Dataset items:
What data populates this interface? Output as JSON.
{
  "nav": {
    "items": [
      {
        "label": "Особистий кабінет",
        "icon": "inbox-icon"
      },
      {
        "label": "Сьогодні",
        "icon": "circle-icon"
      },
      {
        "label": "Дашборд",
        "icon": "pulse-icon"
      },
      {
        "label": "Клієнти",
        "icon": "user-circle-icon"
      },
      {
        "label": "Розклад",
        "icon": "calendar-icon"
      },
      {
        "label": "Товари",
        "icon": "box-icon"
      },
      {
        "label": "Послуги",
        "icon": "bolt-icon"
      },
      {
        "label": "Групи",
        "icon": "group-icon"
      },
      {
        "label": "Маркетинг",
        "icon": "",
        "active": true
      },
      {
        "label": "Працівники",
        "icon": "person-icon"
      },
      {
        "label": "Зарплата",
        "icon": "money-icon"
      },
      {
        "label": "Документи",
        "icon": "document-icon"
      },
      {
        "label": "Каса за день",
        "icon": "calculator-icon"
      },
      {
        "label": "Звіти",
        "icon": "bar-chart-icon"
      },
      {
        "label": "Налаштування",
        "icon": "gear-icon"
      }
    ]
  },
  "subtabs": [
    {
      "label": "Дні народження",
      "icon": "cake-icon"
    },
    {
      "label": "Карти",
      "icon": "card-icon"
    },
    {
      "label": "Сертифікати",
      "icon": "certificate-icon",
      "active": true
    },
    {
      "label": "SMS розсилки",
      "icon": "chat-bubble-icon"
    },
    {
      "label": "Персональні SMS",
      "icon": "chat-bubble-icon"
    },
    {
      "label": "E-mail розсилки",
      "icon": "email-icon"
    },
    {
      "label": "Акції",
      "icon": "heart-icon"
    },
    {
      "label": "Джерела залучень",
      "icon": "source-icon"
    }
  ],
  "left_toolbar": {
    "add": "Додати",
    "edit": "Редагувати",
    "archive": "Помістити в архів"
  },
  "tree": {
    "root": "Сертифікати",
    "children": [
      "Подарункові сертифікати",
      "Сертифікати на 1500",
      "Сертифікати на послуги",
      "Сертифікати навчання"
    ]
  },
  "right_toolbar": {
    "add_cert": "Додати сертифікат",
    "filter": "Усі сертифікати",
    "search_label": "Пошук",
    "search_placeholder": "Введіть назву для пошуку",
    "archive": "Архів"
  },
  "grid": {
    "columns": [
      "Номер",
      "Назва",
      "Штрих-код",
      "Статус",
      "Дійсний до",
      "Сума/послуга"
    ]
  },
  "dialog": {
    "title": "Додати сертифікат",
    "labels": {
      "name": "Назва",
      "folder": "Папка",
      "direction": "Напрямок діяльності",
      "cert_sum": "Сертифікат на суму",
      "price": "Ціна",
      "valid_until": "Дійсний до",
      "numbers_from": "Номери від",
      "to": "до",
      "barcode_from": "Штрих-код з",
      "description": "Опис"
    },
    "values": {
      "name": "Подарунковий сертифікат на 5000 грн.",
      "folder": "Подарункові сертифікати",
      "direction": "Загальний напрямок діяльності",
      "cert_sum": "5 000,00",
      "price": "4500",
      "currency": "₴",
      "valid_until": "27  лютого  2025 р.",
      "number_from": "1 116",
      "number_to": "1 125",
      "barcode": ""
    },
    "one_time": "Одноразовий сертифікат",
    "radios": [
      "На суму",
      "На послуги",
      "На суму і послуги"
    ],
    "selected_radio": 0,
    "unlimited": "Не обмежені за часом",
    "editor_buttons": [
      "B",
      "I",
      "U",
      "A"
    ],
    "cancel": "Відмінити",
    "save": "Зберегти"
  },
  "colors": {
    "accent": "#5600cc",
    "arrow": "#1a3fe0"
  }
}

Task brief | Each record should come back exactly as written.

Result of the task |
What data populates this interface? Output as JSON.
{
  "nav": {
    "items": [
      {
        "label": "Особистий кабінет",
        "icon": "inbox-icon"
      },
      {
        "label": "Сьогодні",
        "icon": "circle-icon"
      },
      {
        "label": "Дашборд",
        "icon": "pulse-icon"
      },
      {
        "label": "Клієнти",
        "icon": "user-circle-icon"
      },
      {
        "label": "Розклад",
        "icon": "calendar-icon"
      },
      {
        "label": "Товари",
        "icon": "box-icon"
      },
      {
        "label": "Послуги",
        "icon": "bolt-icon"
      },
      {
        "label": "Групи",
        "icon": "group-icon"
      },
      {
        "label": "Маркетинг",
        "icon": "",
        "active": true
      },
      {
        "label": "Працівники",
        "icon": "person-icon"
      },
      {
        "label": "Зарплата",
        "icon": "money-icon"
      },
      {
        "label": "Документи",
        "icon": "document-icon"
      },
      {
        "label": "Каса за день",
        "icon": "calculator-icon"
      },
      {
        "label": "Звіти",
        "icon": "bar-chart-icon"
      },
      {
        "label": "Налаштування",
        "icon": "gear-icon"
      }
    ]
  },
  "subtabs": [
    {
      "label": "Дні народження",
      "icon": "cake-icon"
    },
    {
      "label": "Карти",
      "icon": "card-icon"
    },
    {
      "label": "Сертифікати",
      "icon": "certificate-icon",
      "active": true
    },
    {
      "label": "SMS розсилки",
      "icon": "chat-bubble-icon"
    },
    {
      "label": "Персональні SMS",
      "icon": "chat-bubble-icon"
    },
    {
      "label": "E-mail розсилки",
      "icon": "email-icon"
    },
    {
      "label": "Акції",
      "icon": "heart-icon"
    },
    {
      "label": "Джерела залучень",
      "icon": "source-icon"
    }
  ],
  "left_toolbar": {
    "add": "Додати",
    "edit": "Редагувати",
    "archive": "Помістити в архів"
  },
  "tree": {
    "root": "Сертифікати",
    "children": [
      "Подарункові сертифікати",
      "Сертифікати на 1500",
      "Сертифікати на послуги",
      "Сертифікати навчання"
    ]
  },
  "right_toolbar": {
    "add_cert": "Додати сертифікат",
    "filter": "Усі сертифікати",
    "search_label": "Пошук",
    "search_placeholder": "Введіть назву для пошуку",
    "archive": "Архів"
  },
  "grid": {
    "columns": [
      "Номер",
      "Назва",
      "Штрих-код",
      "Статус",
      "Дійсний до",
      "Сума/послуга"
    ]
  },
  "dialog": {
    "title": "Додати сертифікат",
    "labels": {
      "name": "Назва",
      "folder": "Папка",
      "direction": "Напрямок діяльності",
      "cert_sum": "Сертифікат на суму",
      "price": "Ціна",
      "valid_until": "Дійсний до",
      "numbers_from": "Номери від",
      "to": "до",
      "barcode_from": "Штрих-код з",
      "description": "Опис"
    },
    "values": {
      "name": "Подарунковий сертифікат на 5000 грн.",
      "folder": "Подарункові сертифікати",
      "direction": "Загальний напрямок діяльності",
      "cert_sum": "5 000,00",
      "price": "4500",
      "currency": "₴",
      "valid_until": "27  лютого  2025 р.",
      "number_from": "1 116",
      "number_to": "1 125",
      "barcode": ""
    },
    "one_time": "Одноразовий сертифікат",
    "radios": [
      "На суму",
      "На послуги",
      "На суму і послуги"
    ],
    "selected_radio": 0,
    "unlimited": "Не обмежені за часом",
    "editor_buttons": [
      "B",
      "I",
      "U",
      "A"
    ],
    "cancel": "Відмінити",
    "save": "Зберегти"
  },
  "colors": {
    "accent": "#5600cc",
    "arrow": "#1a3fe0"
  }
}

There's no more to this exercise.